* Work instructions
Repeat verbatim each line from the line with "Transcribe this image's" to the end of the entries. Pictures do not belong in the copy.

* Listed entries
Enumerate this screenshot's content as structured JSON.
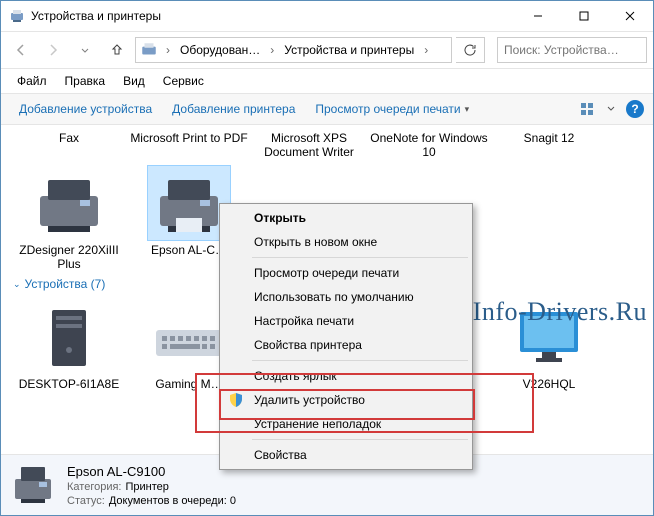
{
  "window": {
    "title": "Устройства и принтеры"
  },
  "nav": {
    "breadcrumb": [
      "Оборудован…",
      "Устройства и принтеры"
    ],
    "search_placeholder": "Поиск: Устройства…"
  },
  "menubar": [
    "Файл",
    "Правка",
    "Вид",
    "Сервис"
  ],
  "toolbar": {
    "add_device": "Добавление устройства",
    "add_printer": "Добавление принтера",
    "view_queue": "Просмотр очереди печати"
  },
  "printers_row_labels": [
    "Fax",
    "Microsoft Print to PDF",
    "Microsoft XPS Document Writer",
    "OneNote for Windows 10",
    "Snagit 12"
  ],
  "printers_row2_labels": [
    "ZDesigner 220XiIII Plus",
    "Epson AL-C…"
  ],
  "group_devices": "Устройства (7)",
  "devices_row_labels": [
    "DESKTOP-6I1A8E",
    "Gaming M…",
    "",
    "",
    "V226HQL"
  ],
  "context_menu": {
    "open": "Открыть",
    "open_new": "Открыть в новом окне",
    "view_queue": "Просмотр очереди печати",
    "set_default": "Использовать по умолчанию",
    "print_settings": "Настройка печати",
    "printer_props": "Свойства принтера",
    "create_shortcut": "Создать ярлык",
    "remove_device": "Удалить устройство",
    "troubleshoot": "Устранение неполадок",
    "properties": "Свойства"
  },
  "details": {
    "name": "Epson AL-C9100",
    "category_label": "Категория:",
    "category_value": "Принтер",
    "status_label": "Статус:",
    "status_value": "Документов в очереди: 0"
  },
  "watermark": "Info-Drivers.Ru"
}
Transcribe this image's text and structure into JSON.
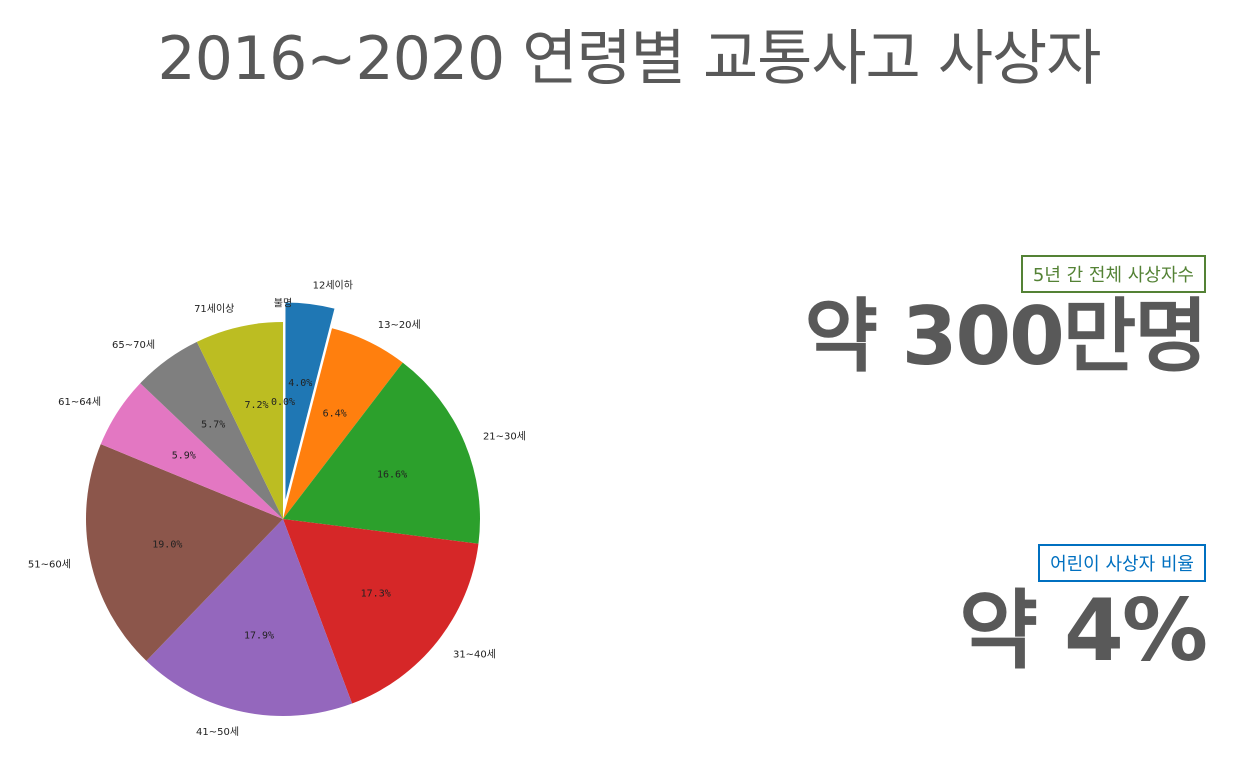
{
  "title": "2016~2020 연령별 교통사고 사상자",
  "stats": {
    "total": {
      "label": "5년 간 전체 사상자수",
      "value": "약 300만명",
      "color": "#548235"
    },
    "child": {
      "label": "어린이 사상자 비율",
      "value": "약 4%",
      "color": "#0070C0"
    }
  },
  "chart_data": {
    "type": "pie",
    "start_angle_deg": 90,
    "direction": "clockwise",
    "explode": "12세이하",
    "categories": [
      "12세이하",
      "13~20세",
      "21~30세",
      "31~40세",
      "41~50세",
      "51~60세",
      "61~64세",
      "65~70세",
      "71세이상",
      "불명"
    ],
    "values": [
      4.0,
      6.4,
      16.6,
      17.3,
      17.9,
      19.0,
      5.9,
      5.7,
      7.2,
      0.0
    ],
    "value_labels": [
      "4.0%",
      "6.4%",
      "16.6%",
      "17.3%",
      "17.9%",
      "19.0%",
      "5.9%",
      "5.7%",
      "7.2%",
      "0.0%"
    ],
    "colors": [
      "#1f77b4",
      "#ff7f0e",
      "#2ca02c",
      "#d62728",
      "#9467bd",
      "#8c564b",
      "#e377c2",
      "#7f7f7f",
      "#bcbd22",
      "#17becf"
    ]
  }
}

* Complete output
Transcribe this image's text and structure into JSON.
{
  "title": "2016~2020 연령별 교통사고 사상자",
  "stats": {
    "total": {
      "label": "5년 간 전체 사상자수",
      "value": "약 300만명",
      "color": "#548235"
    },
    "child": {
      "label": "어린이 사상자 비율",
      "value": "약 4%",
      "color": "#0070C0"
    }
  },
  "chart_data": {
    "type": "pie",
    "start_angle_deg": 90,
    "direction": "clockwise",
    "explode": "12세이하",
    "categories": [
      "12세이하",
      "13~20세",
      "21~30세",
      "31~40세",
      "41~50세",
      "51~60세",
      "61~64세",
      "65~70세",
      "71세이상",
      "불명"
    ],
    "values": [
      4.0,
      6.4,
      16.6,
      17.3,
      17.9,
      19.0,
      5.9,
      5.7,
      7.2,
      0.0
    ],
    "value_labels": [
      "4.0%",
      "6.4%",
      "16.6%",
      "17.3%",
      "17.9%",
      "19.0%",
      "5.9%",
      "5.7%",
      "7.2%",
      "0.0%"
    ],
    "colors": [
      "#1f77b4",
      "#ff7f0e",
      "#2ca02c",
      "#d62728",
      "#9467bd",
      "#8c564b",
      "#e377c2",
      "#7f7f7f",
      "#bcbd22",
      "#17becf"
    ]
  }
}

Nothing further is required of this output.